Stored entries:
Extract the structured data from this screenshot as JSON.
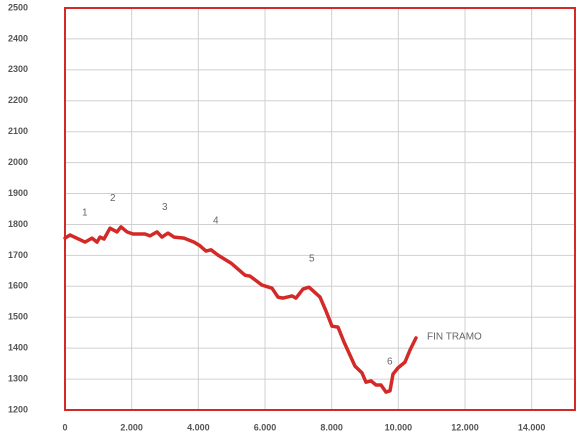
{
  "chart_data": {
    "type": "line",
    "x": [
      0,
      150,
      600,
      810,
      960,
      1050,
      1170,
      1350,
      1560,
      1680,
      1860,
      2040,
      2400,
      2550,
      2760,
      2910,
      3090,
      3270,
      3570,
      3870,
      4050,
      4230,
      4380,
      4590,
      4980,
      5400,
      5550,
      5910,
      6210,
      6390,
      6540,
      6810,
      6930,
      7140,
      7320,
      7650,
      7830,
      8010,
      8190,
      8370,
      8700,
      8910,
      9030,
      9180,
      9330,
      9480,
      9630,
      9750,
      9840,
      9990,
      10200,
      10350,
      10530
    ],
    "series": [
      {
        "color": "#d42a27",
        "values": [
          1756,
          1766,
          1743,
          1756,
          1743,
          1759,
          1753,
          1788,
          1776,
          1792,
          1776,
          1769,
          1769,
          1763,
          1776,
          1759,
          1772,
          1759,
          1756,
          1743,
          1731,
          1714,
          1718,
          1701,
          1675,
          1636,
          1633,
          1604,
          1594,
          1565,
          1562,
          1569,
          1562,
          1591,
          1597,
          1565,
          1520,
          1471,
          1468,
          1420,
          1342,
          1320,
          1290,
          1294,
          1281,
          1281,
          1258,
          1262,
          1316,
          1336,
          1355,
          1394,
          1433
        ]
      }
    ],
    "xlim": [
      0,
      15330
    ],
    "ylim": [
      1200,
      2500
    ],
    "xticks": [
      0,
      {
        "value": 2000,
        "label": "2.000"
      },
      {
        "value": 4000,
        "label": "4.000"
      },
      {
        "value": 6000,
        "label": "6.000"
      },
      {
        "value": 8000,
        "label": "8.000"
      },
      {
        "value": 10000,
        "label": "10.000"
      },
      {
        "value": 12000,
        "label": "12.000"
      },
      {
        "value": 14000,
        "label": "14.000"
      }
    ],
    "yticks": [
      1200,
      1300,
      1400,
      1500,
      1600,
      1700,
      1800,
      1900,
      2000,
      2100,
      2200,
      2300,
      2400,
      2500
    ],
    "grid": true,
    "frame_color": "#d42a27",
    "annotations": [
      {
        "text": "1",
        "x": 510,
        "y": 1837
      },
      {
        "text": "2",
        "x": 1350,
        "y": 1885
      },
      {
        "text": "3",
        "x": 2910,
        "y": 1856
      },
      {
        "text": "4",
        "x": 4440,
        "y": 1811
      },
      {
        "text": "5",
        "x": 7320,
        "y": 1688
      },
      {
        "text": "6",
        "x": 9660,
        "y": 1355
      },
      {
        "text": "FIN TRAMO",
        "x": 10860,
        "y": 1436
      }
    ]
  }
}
--
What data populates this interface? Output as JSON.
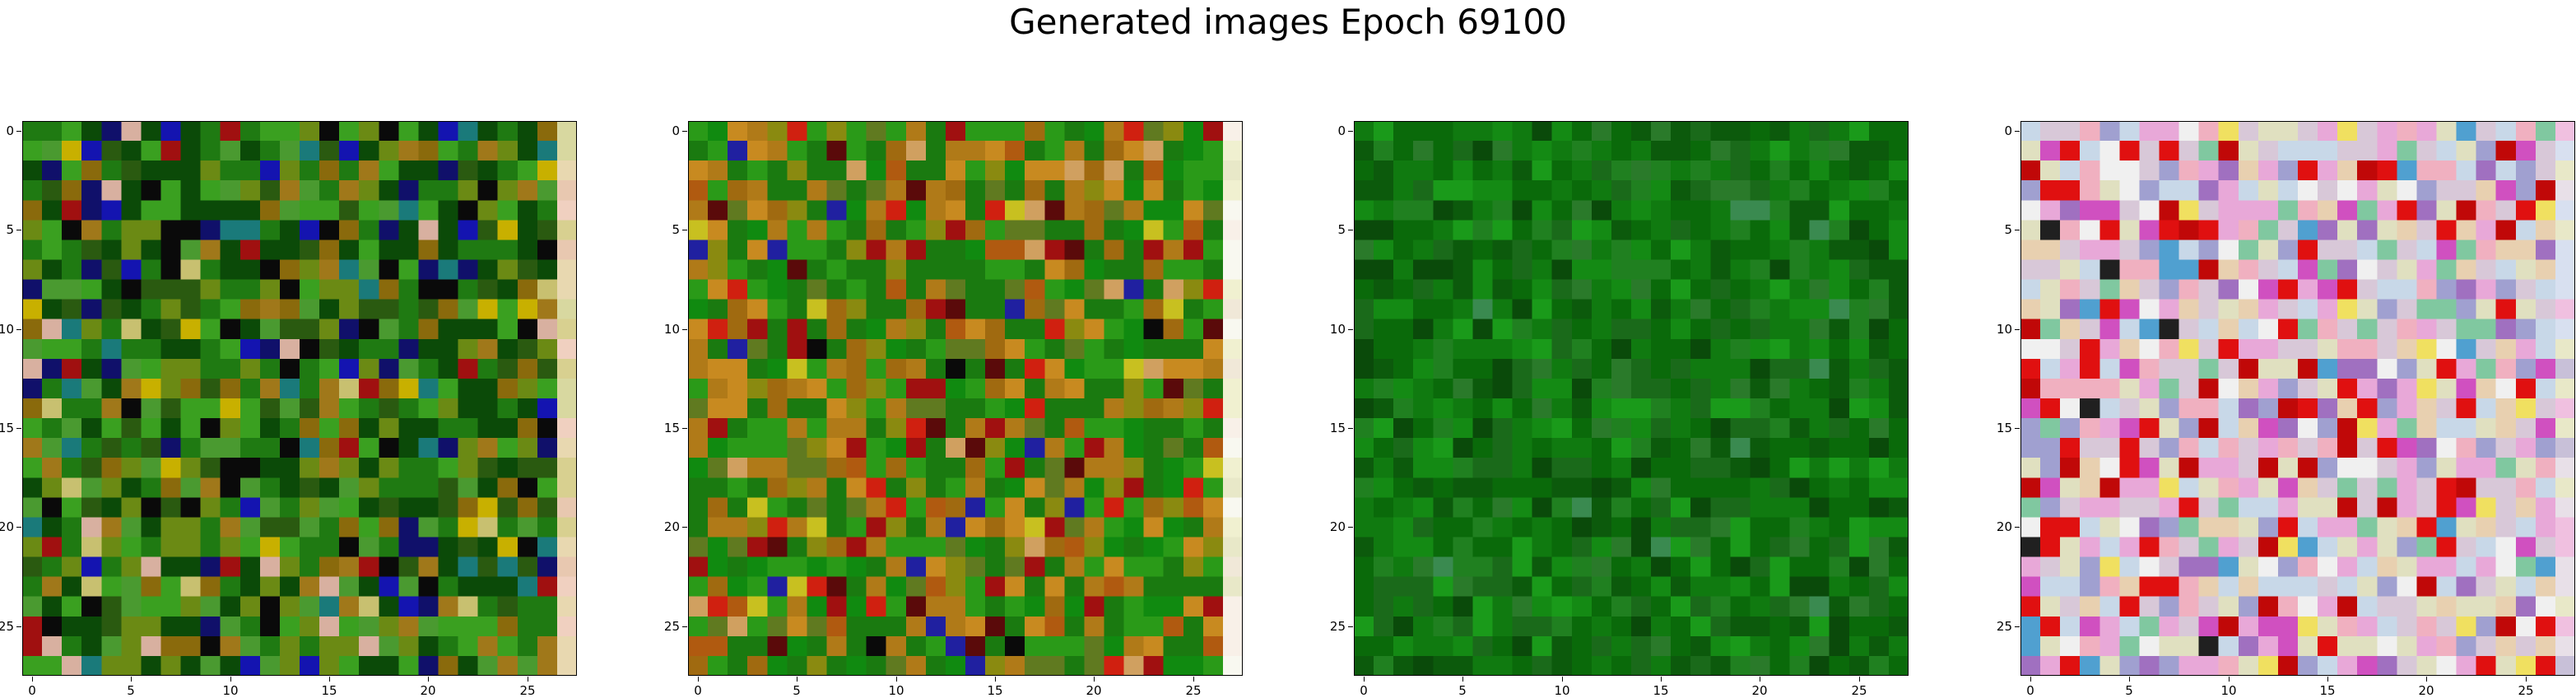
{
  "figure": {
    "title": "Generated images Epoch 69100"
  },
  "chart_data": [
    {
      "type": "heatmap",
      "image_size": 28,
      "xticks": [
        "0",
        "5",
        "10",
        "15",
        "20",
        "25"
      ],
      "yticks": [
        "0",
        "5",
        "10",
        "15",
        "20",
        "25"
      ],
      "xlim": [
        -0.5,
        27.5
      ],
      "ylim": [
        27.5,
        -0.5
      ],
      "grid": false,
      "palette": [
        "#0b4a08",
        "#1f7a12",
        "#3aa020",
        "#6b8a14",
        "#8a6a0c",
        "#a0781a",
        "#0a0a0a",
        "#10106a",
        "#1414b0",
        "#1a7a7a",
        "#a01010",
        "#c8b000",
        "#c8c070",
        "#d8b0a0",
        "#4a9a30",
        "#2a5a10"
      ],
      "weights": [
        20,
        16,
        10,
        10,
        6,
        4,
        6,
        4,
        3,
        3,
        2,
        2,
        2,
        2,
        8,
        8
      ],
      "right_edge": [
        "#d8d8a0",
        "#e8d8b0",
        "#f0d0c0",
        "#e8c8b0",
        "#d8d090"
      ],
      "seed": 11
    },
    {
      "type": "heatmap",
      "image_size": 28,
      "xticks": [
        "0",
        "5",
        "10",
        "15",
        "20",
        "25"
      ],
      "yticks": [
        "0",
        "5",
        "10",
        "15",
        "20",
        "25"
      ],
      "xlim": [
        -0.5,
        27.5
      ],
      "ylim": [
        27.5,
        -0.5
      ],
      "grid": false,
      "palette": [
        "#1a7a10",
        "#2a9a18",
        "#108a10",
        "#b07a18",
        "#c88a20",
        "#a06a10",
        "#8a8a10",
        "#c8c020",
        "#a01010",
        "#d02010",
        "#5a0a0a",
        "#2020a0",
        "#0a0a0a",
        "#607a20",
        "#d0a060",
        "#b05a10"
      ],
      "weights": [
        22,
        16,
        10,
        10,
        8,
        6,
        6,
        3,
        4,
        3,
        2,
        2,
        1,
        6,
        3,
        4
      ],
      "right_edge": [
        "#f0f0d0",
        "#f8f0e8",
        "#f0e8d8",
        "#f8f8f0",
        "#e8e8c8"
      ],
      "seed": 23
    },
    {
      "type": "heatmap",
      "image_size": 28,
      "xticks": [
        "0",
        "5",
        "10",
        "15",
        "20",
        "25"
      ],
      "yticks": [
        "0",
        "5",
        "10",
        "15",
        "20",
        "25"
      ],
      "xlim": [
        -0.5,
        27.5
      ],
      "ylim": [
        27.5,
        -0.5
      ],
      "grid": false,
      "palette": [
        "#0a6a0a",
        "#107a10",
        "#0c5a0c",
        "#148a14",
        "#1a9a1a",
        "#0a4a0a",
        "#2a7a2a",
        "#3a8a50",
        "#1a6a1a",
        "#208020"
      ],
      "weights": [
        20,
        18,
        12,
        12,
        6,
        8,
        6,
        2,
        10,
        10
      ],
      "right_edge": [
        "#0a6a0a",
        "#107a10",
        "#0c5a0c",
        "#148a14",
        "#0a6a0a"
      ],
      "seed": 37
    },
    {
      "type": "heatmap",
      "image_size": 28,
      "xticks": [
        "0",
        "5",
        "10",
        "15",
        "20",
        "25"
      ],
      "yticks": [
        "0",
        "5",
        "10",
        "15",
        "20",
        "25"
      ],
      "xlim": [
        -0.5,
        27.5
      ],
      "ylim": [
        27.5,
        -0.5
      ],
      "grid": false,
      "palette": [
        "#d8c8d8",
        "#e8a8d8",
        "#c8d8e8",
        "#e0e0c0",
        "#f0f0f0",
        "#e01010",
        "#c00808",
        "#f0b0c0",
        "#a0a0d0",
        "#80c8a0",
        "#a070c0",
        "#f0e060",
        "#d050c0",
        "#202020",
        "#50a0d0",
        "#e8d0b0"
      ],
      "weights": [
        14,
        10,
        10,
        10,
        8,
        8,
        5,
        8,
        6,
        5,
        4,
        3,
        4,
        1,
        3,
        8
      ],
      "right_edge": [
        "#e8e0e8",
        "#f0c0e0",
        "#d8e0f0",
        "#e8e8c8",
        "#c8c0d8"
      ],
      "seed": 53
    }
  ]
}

[TASK DIRECTIONS] Search the preceding listing for "JSON" and extract every line where it is found.

[COMPLETE ANSWER]
Extract the structured data from this screenshot as JSON.
What data populates this interface? Output as JSON.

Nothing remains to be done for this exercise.